* GIVEN EXERCISE
In the data below, find every line with the string "xlabel" and pull it out.

:::::

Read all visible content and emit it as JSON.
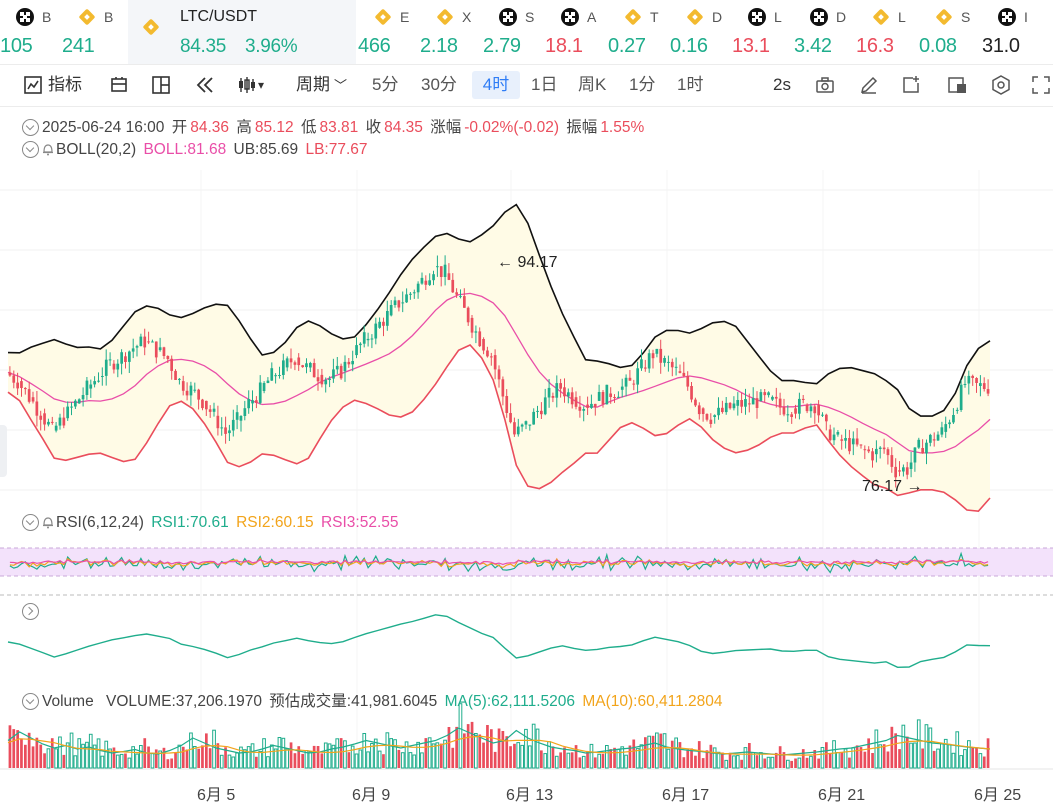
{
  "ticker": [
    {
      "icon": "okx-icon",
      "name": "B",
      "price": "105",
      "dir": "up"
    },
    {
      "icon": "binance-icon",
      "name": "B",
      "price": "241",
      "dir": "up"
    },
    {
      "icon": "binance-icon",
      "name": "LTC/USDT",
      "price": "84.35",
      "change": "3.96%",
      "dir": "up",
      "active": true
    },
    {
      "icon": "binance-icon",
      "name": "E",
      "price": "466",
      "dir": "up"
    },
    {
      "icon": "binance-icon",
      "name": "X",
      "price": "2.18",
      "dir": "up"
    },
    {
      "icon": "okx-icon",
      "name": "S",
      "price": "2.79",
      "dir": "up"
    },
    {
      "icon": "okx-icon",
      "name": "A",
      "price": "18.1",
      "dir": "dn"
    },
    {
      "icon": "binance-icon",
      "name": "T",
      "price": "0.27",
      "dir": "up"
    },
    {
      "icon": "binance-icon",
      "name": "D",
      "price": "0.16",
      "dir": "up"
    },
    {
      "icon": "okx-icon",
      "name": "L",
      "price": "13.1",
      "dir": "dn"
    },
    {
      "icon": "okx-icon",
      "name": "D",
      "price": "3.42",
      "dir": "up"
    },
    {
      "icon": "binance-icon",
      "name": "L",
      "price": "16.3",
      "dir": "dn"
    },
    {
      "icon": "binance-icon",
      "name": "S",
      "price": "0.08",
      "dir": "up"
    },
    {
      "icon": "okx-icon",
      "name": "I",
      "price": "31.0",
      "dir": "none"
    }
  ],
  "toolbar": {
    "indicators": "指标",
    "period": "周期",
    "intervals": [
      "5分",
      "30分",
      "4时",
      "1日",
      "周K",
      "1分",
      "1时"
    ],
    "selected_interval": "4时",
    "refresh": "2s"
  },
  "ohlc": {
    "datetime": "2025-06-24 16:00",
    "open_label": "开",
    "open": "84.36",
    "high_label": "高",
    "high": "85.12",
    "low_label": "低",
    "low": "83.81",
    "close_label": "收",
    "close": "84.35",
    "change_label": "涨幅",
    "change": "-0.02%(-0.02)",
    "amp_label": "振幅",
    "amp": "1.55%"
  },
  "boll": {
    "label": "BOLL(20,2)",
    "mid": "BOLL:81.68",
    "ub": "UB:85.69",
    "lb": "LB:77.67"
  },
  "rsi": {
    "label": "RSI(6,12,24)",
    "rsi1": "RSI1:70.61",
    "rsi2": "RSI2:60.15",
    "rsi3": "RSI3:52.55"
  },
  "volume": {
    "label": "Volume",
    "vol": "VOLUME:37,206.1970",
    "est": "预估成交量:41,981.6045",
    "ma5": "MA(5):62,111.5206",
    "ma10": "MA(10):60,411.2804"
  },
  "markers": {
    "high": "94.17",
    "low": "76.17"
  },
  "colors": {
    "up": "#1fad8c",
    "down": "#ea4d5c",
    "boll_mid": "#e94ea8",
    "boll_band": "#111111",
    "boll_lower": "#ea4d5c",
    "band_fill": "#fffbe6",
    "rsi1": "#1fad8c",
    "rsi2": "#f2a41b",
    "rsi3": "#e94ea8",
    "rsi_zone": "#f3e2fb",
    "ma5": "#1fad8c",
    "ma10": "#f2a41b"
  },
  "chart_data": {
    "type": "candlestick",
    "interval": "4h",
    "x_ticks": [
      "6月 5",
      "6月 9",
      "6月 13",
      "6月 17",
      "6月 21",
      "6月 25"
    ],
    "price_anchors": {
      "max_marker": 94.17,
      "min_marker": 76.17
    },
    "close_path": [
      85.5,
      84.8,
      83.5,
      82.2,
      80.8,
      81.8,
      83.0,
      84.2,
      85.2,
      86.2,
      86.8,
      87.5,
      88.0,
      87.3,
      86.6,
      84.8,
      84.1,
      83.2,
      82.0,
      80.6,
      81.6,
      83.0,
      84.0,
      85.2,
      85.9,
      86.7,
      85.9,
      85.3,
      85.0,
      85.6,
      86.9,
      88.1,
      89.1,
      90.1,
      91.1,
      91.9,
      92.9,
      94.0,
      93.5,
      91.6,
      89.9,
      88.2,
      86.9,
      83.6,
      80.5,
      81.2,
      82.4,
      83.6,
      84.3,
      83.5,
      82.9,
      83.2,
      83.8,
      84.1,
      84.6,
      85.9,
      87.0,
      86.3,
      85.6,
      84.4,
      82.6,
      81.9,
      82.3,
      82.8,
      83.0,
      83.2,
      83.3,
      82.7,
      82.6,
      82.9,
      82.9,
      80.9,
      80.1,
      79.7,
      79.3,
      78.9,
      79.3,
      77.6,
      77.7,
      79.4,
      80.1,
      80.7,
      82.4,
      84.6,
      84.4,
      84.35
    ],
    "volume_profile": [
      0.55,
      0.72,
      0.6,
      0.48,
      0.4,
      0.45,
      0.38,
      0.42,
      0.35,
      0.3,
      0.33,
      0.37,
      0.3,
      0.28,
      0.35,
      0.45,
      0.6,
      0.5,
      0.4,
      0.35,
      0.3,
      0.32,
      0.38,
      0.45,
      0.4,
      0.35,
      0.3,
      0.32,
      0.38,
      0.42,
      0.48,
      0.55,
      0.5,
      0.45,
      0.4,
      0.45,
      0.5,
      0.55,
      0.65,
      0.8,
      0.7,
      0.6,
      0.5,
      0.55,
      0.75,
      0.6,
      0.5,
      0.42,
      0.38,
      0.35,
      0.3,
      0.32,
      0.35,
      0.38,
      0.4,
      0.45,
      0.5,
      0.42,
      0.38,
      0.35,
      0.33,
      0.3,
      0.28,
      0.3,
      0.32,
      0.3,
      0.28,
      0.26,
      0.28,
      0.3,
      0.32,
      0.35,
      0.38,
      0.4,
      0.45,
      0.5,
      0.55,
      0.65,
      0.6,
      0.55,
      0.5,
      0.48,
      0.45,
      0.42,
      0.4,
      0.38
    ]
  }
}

:::::

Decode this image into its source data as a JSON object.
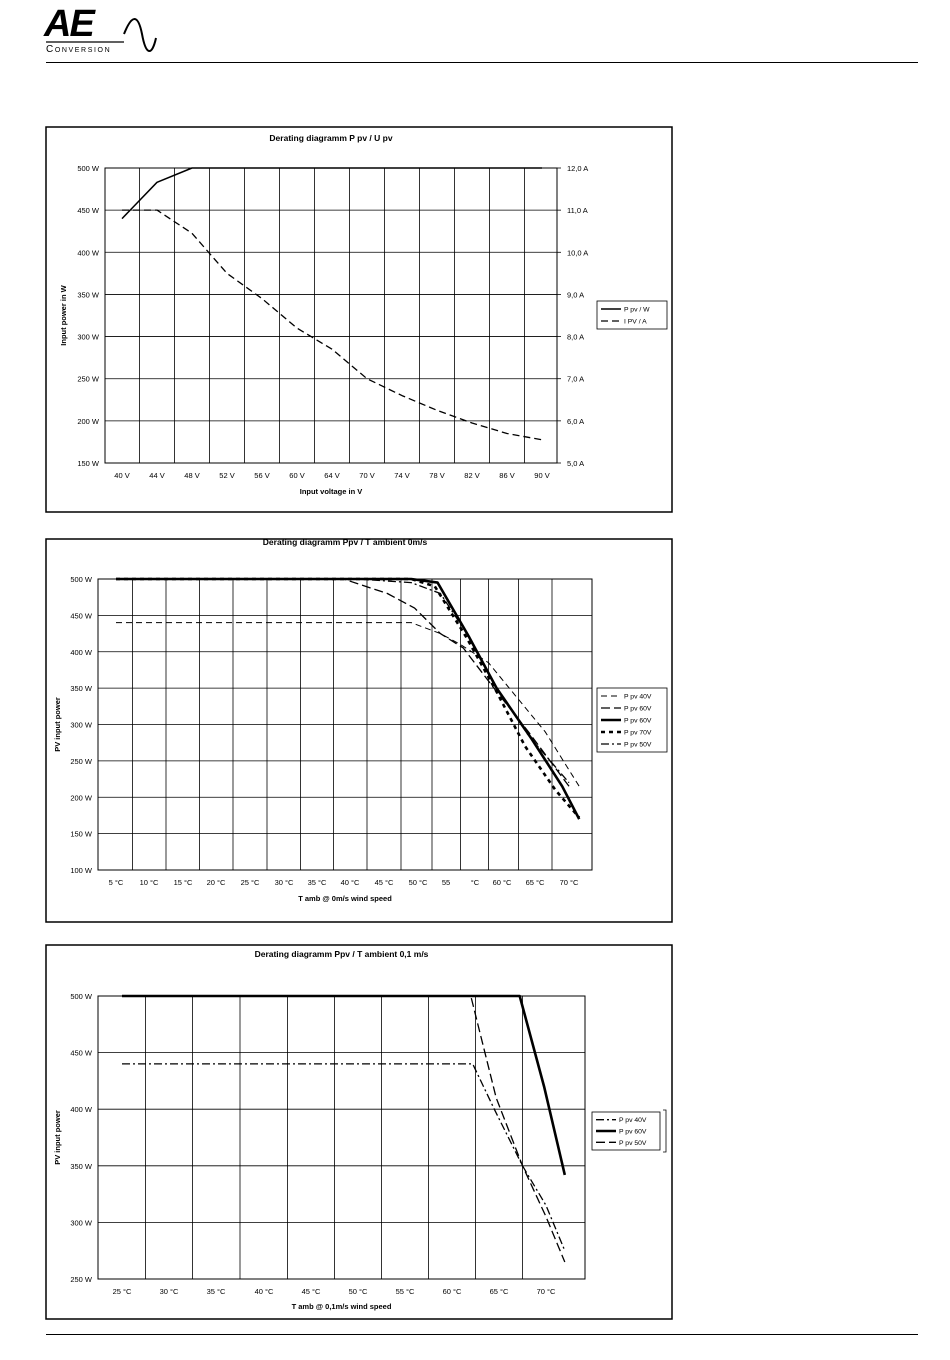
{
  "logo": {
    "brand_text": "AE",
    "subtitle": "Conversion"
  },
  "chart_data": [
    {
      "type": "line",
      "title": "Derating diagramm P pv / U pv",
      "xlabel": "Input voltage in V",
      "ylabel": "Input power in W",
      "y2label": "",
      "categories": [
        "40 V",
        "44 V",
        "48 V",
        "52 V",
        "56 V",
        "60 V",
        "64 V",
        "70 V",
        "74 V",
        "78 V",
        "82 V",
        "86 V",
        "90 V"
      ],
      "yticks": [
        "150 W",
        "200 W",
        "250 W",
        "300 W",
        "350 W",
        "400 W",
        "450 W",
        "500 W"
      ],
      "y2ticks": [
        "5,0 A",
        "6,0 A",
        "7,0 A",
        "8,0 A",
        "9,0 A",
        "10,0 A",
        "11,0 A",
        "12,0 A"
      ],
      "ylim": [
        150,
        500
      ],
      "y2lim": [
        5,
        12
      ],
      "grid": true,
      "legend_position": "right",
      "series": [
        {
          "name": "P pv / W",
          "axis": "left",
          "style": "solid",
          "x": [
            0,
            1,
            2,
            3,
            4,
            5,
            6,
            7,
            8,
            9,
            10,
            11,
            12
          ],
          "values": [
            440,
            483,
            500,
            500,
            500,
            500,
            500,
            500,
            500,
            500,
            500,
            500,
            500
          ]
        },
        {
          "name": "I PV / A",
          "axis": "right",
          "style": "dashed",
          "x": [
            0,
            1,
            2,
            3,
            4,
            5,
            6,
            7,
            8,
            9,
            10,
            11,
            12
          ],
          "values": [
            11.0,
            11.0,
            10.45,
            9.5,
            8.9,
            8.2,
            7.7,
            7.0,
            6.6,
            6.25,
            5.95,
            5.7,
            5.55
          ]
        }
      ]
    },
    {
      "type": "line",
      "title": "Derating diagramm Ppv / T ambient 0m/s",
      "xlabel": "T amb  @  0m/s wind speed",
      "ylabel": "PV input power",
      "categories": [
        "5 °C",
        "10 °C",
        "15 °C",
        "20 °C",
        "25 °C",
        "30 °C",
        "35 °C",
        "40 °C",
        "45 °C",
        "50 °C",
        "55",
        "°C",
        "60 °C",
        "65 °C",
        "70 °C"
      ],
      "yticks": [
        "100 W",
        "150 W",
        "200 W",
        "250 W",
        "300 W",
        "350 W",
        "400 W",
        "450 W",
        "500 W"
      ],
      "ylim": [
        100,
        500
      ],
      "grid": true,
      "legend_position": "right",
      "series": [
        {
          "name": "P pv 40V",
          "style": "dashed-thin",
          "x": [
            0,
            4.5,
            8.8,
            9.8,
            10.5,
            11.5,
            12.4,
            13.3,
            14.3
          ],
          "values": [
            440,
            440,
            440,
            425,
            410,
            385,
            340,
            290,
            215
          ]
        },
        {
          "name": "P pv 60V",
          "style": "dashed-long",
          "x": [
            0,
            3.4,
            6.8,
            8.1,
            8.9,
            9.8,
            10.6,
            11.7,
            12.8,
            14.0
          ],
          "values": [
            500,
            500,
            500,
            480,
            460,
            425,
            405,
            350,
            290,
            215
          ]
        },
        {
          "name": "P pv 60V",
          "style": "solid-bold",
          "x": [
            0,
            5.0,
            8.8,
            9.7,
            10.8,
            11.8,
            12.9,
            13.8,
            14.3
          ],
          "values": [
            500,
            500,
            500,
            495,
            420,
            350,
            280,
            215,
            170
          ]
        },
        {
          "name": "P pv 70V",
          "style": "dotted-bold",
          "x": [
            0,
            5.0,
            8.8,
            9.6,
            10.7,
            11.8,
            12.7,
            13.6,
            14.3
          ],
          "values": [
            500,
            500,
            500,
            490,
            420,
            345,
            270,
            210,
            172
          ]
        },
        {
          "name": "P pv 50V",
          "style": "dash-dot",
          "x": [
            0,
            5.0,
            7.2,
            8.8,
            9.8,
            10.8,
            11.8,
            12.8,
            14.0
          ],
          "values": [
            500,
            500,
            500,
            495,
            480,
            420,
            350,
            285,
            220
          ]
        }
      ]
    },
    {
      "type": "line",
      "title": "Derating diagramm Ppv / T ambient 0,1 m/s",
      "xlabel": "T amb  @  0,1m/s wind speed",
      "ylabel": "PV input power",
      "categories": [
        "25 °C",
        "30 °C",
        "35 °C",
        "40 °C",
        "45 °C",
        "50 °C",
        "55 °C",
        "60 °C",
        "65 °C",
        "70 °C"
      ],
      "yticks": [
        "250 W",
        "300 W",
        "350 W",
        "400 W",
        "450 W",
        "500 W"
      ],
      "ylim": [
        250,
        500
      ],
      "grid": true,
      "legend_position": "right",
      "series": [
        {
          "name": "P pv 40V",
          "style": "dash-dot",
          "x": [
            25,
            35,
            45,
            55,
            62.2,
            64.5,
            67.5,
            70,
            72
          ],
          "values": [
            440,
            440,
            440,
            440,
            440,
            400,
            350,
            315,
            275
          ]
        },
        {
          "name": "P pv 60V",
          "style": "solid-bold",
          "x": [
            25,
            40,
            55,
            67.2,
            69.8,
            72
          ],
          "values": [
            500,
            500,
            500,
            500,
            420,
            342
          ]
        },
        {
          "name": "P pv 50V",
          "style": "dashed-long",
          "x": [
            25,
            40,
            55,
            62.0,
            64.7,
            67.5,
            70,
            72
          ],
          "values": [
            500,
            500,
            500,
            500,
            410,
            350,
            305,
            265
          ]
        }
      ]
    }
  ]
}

:::::

* WRITTEN ANSWER
      "xlabel": "Input voltage in V",
      "xlabel": "T amb  @  0m/s wind speed",
      "xlabel": "T amb  @  0,1m/s wind speed",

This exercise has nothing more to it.